**Short exercise:**
A single number is the answer here: how many lines of the entries contain "formação"?

--- begin ---

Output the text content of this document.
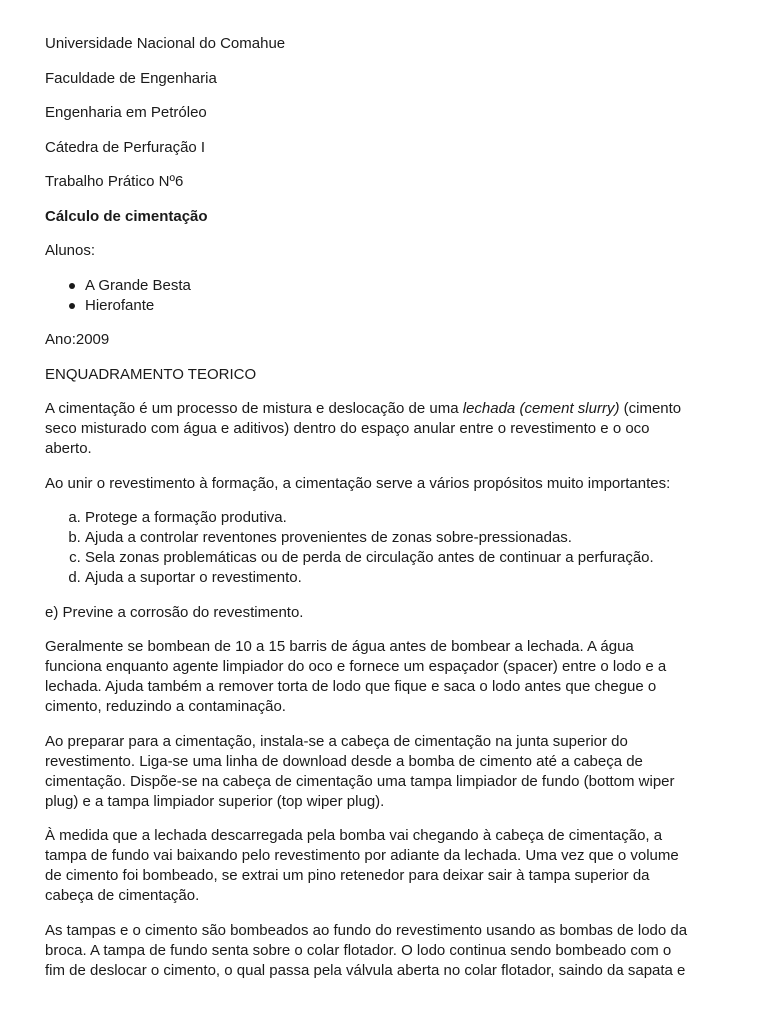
Universidade Nacional do Comahue

Faculdade de Engenharia

Engenharia em Petróleo

Cátedra de Perfuração I

Trabalho Prático Nº6

Cálculo de cimentação

Alunos:

A Grande Besta
Hierofante

Ano:2009

ENQUADRAMENTO TEORICO

A cimentação é um processo de mistura e deslocação de uma lechada (cement slurry) (cimento
seco misturado com água e aditivos) dentro do espaço anular entre o revestimento e o oco
aberto.

Ao unir o revestimento à formação, a cimentação serve a vários propósitos muito importantes:

a. Protege a formação produtiva.
b. Ajuda a controlar reventones provenientes de zonas sobre-pressionadas.
c. Sela zonas problemáticas ou de perda de circulação antes de continuar a perfuração.
d. Ajuda a suportar o revestimento.

e) Previne a corrosão do revestimento.

Geralmente se bombean de 10 a 15 barris de água antes de bombear a lechada. A água
funciona enquanto agente limpiador do oco e fornece um espaçador (spacer) entre o lodo e a
lechada. Ajuda também a remover torta de lodo que fique e saca o lodo antes que chegue o
cimento, reduzindo a contaminação.

Ao preparar para a cimentação, instala-se a cabeça de cimentação na junta superior do
revestimento. Liga-se uma linha de download desde a bomba de cimento até a cabeça de
cimentação. Dispõe-se na cabeça de cimentação uma tampa limpiador de fundo (bottom wiper
plug) e a tampa limpiador superior (top wiper plug).

À medida que a lechada descarregada pela bomba vai chegando à cabeça de cimentação, a
tampa de fundo vai baixando pelo revestimento por adiante da lechada. Uma vez que o volume
de cimento foi bombeado, se extrai um pino retenedor para deixar sair à tampa superior da
cabeça de cimentação.

As tampas e o cimento são bombeados ao fundo do revestimento usando as bombas de lodo da
broca. A tampa de fundo senta sobre o colar flotador. O lodo continua sendo bombeado com o
fim de deslocar o cimento, o qual passa pela válvula aberta no colar flotador, saindo da sapata e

--- end ---

**Solution:**
2